* [AIM] Give the number of lines below that contain the word "trabajo", and nothing else.

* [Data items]

--- Begin ---

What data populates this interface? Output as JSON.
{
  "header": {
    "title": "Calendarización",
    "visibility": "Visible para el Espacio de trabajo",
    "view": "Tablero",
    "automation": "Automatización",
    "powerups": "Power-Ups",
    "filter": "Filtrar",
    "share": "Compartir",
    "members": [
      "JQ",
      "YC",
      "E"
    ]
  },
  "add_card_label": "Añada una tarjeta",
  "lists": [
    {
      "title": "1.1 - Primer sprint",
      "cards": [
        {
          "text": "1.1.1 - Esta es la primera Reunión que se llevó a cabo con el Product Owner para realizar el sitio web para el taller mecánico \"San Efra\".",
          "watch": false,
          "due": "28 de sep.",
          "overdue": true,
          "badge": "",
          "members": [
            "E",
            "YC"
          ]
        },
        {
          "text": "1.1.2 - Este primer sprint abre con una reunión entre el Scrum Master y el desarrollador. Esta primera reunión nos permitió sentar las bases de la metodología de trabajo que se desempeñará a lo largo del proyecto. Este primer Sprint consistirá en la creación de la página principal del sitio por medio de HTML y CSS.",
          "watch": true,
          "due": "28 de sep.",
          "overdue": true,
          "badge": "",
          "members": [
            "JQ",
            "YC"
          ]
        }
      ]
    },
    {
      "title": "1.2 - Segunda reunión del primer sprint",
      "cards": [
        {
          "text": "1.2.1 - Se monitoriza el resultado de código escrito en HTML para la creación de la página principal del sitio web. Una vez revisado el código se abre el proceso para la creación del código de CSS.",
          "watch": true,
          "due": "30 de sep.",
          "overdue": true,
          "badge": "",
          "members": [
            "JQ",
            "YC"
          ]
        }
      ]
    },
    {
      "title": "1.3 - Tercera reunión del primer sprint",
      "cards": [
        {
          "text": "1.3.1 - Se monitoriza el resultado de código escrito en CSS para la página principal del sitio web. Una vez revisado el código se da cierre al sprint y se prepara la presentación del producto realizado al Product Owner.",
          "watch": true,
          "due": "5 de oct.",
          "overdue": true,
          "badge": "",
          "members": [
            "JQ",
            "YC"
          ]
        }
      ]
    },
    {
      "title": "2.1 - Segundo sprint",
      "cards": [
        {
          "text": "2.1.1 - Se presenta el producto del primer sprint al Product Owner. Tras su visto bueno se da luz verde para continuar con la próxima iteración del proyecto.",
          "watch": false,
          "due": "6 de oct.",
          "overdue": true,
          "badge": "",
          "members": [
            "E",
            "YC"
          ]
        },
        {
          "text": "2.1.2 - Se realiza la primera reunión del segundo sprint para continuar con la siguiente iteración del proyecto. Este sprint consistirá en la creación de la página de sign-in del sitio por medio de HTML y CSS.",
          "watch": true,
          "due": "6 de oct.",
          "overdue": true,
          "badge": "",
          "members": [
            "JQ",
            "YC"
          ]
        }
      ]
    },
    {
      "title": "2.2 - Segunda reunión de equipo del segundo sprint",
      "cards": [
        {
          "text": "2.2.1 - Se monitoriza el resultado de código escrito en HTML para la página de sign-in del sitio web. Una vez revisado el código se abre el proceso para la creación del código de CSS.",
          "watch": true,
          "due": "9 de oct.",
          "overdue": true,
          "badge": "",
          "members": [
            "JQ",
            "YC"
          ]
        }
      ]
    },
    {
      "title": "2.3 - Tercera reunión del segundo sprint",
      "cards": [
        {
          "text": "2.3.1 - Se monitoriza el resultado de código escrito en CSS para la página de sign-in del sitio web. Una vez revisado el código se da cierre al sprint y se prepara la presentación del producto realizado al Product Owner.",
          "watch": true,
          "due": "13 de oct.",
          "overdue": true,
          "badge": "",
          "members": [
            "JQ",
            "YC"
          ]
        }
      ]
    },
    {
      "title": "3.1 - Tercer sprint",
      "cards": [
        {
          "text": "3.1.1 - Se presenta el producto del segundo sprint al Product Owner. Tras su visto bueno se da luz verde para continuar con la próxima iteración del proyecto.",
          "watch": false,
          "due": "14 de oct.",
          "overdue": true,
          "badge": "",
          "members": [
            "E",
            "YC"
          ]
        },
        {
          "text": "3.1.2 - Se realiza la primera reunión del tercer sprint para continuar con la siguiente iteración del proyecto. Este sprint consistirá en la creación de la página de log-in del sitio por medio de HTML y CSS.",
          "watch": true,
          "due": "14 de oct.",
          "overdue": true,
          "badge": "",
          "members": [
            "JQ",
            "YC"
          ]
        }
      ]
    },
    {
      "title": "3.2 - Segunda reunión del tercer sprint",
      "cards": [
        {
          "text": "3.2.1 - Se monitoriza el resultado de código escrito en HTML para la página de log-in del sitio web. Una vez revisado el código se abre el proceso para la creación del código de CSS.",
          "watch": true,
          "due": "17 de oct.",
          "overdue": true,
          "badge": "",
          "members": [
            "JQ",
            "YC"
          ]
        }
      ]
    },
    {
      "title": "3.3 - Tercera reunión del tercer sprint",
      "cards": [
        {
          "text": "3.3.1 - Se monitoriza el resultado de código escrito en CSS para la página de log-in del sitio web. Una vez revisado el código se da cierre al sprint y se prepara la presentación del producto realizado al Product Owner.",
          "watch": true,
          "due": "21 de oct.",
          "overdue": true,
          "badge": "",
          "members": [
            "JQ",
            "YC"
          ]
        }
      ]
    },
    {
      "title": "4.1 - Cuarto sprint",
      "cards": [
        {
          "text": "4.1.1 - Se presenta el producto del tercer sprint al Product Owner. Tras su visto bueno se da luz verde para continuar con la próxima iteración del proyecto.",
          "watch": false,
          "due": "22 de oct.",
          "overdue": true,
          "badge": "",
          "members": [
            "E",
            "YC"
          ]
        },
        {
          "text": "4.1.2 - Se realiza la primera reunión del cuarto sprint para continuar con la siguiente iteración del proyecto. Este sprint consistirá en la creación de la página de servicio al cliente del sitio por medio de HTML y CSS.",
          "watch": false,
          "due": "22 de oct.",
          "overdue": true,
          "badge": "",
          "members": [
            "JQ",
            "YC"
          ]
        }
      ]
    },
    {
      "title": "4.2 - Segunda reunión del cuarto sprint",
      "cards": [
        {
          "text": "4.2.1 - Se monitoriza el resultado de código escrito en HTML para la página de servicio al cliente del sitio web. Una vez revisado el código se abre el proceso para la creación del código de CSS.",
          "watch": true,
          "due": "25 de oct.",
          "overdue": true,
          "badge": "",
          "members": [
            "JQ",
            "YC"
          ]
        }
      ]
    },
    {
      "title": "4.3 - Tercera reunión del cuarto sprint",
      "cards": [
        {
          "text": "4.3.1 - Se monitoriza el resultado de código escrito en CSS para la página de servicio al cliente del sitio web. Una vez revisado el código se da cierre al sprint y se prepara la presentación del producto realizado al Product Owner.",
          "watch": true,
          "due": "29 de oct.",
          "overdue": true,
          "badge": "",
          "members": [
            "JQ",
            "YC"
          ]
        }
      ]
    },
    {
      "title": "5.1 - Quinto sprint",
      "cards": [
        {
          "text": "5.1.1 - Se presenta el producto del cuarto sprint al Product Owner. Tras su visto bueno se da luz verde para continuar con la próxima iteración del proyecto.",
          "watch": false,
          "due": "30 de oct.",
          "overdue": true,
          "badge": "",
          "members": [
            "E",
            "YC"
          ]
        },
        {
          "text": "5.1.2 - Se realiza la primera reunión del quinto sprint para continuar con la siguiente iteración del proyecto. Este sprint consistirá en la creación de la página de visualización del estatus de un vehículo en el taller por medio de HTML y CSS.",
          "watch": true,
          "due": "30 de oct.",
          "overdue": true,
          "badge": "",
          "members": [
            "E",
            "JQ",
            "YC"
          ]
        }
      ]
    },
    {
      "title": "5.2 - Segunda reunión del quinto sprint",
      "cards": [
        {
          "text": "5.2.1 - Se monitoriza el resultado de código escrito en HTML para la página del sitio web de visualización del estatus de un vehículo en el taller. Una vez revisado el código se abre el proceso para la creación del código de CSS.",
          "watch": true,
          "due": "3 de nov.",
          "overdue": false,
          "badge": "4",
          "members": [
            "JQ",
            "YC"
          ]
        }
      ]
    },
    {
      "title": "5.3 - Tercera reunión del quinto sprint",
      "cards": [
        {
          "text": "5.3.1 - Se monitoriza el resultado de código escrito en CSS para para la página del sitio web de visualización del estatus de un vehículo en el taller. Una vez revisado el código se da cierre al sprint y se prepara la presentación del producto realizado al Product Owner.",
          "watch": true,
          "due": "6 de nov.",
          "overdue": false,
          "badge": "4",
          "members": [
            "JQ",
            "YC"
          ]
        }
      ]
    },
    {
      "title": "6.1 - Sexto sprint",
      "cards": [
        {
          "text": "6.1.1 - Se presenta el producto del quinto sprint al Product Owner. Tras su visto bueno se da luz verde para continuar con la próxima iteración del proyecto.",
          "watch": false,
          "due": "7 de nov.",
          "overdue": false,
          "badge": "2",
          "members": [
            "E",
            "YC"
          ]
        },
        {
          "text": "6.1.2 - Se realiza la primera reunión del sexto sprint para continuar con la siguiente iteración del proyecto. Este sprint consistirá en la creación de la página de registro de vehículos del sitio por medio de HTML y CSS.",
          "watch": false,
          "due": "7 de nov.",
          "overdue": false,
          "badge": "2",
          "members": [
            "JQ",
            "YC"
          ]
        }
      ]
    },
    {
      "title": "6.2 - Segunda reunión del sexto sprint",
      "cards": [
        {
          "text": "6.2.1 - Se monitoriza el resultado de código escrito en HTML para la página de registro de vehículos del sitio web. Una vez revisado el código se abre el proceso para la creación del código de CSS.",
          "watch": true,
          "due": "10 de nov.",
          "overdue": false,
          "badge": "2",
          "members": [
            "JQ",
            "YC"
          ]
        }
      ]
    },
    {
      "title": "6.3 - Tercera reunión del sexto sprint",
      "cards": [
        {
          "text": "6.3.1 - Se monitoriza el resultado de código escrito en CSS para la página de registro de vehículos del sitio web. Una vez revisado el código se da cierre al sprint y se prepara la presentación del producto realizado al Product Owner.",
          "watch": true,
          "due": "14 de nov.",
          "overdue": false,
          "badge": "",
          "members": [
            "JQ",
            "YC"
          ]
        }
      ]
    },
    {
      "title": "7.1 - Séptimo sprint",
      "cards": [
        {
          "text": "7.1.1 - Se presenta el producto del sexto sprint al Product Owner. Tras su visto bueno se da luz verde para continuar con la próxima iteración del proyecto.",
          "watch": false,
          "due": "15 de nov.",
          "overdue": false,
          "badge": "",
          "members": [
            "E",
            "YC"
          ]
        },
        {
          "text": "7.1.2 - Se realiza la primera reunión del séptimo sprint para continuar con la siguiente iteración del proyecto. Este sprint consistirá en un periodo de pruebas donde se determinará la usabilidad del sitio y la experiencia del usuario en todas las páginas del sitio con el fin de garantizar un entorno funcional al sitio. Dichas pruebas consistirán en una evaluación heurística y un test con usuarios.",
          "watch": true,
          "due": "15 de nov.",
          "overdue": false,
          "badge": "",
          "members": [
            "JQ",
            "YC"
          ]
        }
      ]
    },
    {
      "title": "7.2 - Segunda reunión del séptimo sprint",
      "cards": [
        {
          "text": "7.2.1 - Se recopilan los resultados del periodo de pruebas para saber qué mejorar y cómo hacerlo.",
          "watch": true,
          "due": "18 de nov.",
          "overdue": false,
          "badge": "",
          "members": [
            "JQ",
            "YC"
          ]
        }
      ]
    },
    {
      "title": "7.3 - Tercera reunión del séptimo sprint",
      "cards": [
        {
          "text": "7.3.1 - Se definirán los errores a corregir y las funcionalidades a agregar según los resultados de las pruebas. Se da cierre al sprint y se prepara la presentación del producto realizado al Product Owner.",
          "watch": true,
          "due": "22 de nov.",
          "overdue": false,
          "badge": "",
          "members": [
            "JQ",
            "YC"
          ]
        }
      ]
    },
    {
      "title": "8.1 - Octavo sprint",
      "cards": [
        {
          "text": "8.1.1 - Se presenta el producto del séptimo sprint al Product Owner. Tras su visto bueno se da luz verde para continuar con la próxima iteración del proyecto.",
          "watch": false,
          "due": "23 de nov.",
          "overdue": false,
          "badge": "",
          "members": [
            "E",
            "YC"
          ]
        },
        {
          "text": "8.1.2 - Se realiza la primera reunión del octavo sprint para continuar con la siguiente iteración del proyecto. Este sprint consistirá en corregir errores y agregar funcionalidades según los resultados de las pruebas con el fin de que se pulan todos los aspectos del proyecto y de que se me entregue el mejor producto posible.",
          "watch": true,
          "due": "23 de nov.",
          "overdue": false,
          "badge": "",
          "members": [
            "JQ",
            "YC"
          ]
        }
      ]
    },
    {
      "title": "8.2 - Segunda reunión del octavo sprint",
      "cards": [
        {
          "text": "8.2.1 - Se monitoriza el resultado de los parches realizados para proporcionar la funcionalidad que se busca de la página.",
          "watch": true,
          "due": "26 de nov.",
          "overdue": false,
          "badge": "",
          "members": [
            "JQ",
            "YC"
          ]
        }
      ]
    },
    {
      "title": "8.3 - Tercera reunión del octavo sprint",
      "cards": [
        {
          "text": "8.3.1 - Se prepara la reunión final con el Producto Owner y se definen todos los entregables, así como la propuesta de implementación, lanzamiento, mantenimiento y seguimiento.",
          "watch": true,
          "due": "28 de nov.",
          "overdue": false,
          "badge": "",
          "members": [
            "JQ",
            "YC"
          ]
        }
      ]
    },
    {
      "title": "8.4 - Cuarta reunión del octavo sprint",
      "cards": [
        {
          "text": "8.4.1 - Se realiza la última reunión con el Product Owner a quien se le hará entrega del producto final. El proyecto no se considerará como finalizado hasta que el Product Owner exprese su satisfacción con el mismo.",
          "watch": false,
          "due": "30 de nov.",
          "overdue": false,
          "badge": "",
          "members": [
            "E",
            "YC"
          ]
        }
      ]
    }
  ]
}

--- End ---

* [COMPLETED TASK] 2